Consignes de la tâche:
Répondez brièvement à ces questions d'après le texte sur l'histoire de Keroulas reproduit ci-dessous :
1. Dans quelle commune se trouve le manoir de Keroulas ?
2. De quelle époque datent les plus anciennes archives conservées au manoir ?
3. Vers quelle année Ronan Mathurin de Keroulas s'installe-t-il au manoir de Tal ar Roz ?

Extrait du document:
<<<<

Tudchentil

Les sources sur les gentilshommes bretons

L'histoire de Keroulas

Du Moyen Âge à nos jours

Par la famille de Keroulas.

Depuis le Moyen-Âge, le berceau de la famille de Keroulas se trouve au manoir de Keroulas à Brélès, en Pays de Léon. Plus de 6 siècles et près de 20 générations plus tard, cette belle demeure du XVIIe siècle est toujours la résidence de descendants de la famille.

Le manoir de Keroulas conserve de précieuses archives dont les plus anciennes datent de la fin des années 1300. Elles ont permis de remonter aux périodes les plus reculées de l’histoire familiale.

Le nom de famille de Keroulas s’est éteint en Pays de Léon au XVIIIe siècle. Les Keroulas d’aujourd’hui descendent de Ronan Mathurin de Keroulas (1730-1810) qui s’installe vers 1764 au manoir de Tal ar Roz au Juch près de Douarnenez. Sa nombreuse postérité estimée à plus de 5.000 personnes a surtout essaimé au Juch et dans les communes environnantes.

>>>>

Données fournies:
<<<<

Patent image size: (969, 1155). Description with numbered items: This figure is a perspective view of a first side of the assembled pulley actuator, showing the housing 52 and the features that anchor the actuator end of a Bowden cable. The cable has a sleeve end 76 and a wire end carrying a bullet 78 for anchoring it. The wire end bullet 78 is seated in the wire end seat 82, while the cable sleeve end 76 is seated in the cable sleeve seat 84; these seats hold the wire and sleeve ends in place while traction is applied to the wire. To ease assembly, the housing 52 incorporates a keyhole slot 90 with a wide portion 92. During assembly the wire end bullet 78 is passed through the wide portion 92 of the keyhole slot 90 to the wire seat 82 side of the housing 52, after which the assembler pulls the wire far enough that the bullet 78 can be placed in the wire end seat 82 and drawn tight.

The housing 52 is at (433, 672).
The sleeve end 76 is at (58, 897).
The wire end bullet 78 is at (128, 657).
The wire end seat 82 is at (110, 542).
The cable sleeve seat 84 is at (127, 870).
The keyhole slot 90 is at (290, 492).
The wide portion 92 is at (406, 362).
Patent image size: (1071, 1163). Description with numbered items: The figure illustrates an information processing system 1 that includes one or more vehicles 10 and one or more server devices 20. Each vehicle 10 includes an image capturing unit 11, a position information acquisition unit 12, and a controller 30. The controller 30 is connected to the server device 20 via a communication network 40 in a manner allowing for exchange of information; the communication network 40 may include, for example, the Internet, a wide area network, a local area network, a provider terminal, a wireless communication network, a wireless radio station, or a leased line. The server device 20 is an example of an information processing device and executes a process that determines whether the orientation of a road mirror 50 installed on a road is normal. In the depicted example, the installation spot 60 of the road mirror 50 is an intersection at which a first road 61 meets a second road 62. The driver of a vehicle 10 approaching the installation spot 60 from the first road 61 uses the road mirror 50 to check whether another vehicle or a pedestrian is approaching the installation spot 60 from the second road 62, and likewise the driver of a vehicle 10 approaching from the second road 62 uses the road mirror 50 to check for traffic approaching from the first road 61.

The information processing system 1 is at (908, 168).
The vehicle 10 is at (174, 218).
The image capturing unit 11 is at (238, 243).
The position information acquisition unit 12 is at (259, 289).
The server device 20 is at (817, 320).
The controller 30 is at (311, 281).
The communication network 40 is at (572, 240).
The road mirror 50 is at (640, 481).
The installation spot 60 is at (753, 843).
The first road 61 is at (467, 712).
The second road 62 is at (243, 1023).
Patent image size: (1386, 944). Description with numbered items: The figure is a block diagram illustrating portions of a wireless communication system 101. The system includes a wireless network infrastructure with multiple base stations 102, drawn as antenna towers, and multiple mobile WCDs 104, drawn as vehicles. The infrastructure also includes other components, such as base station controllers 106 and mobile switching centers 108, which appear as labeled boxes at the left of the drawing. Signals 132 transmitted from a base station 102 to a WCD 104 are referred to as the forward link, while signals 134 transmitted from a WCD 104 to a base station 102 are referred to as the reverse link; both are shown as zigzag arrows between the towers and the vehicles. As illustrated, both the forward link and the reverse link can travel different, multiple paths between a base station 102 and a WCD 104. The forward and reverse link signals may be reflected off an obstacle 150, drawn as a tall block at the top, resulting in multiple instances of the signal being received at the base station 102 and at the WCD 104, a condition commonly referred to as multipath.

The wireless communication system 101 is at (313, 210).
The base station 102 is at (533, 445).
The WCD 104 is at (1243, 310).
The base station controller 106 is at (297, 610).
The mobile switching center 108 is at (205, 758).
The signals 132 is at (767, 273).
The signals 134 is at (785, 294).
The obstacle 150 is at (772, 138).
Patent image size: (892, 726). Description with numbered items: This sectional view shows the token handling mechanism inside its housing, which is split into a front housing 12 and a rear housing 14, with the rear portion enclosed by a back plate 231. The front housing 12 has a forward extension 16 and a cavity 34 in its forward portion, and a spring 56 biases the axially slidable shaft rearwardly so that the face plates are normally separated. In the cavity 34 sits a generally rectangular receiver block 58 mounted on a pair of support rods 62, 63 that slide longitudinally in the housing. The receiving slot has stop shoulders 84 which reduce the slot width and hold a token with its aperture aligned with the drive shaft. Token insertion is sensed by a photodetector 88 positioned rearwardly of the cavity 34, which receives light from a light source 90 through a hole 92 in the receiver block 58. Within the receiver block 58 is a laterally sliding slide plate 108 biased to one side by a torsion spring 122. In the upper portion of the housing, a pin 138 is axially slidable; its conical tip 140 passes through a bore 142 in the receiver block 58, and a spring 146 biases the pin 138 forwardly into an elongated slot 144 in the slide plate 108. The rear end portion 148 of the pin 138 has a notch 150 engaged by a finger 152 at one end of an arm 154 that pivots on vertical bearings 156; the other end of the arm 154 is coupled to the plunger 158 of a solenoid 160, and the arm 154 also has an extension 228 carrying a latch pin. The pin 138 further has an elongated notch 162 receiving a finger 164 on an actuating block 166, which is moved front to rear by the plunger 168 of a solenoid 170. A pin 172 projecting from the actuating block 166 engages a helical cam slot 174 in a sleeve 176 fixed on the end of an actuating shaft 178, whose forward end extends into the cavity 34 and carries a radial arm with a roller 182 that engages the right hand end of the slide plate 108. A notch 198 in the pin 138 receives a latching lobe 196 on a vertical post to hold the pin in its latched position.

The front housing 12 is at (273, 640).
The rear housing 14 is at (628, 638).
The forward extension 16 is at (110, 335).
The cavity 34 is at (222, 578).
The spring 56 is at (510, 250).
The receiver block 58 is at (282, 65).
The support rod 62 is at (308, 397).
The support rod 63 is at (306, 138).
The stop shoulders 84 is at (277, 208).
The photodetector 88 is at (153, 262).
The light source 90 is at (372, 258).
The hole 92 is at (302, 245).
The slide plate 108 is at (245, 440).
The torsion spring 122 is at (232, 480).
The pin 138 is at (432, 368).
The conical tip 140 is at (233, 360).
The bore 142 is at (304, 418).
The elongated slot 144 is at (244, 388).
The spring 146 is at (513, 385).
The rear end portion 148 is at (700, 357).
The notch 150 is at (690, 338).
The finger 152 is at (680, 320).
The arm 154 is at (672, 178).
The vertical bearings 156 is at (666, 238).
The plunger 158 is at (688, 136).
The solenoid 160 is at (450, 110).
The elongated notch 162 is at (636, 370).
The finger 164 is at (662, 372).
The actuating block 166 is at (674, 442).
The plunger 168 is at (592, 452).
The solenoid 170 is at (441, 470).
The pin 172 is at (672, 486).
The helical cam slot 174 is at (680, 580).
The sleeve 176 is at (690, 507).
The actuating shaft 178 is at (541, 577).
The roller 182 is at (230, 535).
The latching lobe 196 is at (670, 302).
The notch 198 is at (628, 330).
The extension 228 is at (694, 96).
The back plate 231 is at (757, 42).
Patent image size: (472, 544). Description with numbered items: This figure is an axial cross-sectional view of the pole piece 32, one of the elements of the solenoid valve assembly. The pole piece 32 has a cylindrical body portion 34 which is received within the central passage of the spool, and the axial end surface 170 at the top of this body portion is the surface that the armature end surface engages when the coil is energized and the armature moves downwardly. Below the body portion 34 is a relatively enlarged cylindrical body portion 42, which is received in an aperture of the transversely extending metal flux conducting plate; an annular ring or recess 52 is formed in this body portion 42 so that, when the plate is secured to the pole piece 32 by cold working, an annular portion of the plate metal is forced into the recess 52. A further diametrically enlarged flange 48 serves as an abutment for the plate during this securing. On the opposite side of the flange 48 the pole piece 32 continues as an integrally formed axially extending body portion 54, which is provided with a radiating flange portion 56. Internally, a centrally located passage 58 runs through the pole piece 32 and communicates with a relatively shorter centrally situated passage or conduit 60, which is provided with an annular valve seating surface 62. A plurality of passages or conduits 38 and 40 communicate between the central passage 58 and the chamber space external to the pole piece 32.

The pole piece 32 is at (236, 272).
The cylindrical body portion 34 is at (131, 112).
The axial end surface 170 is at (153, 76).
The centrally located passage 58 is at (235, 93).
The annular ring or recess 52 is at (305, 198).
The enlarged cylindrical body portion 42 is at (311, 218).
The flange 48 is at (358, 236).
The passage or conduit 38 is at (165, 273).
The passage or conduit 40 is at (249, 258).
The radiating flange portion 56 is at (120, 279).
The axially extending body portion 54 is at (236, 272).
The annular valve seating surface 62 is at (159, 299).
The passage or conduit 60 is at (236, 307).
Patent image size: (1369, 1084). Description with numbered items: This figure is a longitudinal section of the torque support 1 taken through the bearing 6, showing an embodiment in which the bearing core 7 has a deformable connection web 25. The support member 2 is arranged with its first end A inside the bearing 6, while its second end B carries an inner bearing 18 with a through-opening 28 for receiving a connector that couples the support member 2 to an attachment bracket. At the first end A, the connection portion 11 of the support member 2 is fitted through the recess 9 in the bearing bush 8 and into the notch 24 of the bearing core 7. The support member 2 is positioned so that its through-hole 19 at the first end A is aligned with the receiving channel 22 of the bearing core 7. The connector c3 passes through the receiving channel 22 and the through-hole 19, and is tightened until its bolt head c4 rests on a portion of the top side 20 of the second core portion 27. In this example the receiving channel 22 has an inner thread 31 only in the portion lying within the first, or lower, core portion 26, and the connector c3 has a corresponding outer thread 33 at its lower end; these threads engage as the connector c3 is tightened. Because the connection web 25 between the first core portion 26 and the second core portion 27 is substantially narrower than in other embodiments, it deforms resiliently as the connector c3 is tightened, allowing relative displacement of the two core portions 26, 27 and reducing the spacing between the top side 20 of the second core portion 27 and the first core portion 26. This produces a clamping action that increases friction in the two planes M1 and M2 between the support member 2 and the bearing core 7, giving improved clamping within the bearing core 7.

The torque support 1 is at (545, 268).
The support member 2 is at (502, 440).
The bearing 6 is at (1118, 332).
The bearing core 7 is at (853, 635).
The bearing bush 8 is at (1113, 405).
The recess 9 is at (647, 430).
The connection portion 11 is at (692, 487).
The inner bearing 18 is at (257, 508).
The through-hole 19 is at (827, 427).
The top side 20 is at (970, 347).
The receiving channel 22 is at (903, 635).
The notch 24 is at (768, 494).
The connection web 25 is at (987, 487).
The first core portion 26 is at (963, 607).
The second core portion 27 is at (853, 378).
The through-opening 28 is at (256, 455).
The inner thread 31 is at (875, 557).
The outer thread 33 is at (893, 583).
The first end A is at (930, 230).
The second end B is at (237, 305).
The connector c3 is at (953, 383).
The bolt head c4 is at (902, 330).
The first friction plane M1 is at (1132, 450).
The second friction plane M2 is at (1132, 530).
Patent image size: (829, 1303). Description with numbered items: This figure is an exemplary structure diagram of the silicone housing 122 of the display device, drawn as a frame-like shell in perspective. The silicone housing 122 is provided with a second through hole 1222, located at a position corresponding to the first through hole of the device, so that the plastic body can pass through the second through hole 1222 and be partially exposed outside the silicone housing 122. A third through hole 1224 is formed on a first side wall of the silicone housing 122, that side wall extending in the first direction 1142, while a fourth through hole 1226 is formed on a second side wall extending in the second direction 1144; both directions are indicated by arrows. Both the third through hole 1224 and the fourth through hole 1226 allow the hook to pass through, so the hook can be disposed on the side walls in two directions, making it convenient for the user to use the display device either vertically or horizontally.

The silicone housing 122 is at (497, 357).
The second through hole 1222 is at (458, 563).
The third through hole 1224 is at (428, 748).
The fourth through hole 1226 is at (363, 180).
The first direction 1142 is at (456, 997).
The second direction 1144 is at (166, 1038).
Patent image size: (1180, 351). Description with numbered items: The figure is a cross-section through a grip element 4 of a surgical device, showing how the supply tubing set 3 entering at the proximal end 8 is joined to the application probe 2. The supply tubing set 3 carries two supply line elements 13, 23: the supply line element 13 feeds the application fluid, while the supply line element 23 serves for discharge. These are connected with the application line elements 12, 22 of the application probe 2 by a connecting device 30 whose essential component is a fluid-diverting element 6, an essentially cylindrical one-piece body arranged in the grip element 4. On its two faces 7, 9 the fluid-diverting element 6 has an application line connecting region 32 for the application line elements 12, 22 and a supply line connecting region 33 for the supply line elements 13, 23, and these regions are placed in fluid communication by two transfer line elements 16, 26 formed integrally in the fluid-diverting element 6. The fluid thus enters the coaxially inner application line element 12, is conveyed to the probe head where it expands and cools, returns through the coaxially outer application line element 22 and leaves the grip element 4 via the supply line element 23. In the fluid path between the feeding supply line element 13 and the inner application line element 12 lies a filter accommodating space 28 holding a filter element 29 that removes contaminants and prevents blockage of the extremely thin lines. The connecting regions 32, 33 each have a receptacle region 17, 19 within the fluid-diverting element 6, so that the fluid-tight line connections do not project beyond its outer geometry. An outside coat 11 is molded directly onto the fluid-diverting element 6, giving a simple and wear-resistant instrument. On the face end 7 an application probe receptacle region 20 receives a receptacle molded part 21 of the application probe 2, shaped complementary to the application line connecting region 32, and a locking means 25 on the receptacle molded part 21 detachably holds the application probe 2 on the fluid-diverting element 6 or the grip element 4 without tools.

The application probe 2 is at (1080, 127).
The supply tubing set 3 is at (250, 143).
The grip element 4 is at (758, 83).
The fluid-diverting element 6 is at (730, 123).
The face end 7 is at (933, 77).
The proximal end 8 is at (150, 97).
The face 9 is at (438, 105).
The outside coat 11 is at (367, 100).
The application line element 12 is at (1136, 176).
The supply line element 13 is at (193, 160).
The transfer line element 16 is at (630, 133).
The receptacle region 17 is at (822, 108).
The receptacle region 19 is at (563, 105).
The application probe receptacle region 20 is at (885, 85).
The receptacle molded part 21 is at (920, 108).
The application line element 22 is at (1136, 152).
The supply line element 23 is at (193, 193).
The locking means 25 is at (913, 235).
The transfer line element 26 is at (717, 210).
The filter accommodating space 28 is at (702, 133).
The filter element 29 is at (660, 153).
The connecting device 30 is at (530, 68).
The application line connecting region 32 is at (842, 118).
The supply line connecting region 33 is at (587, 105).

>>>>

Réponse complète:
1. À Brélès, en Pays de Léon.
2. De la fin des années 1300.
3. Vers 1764.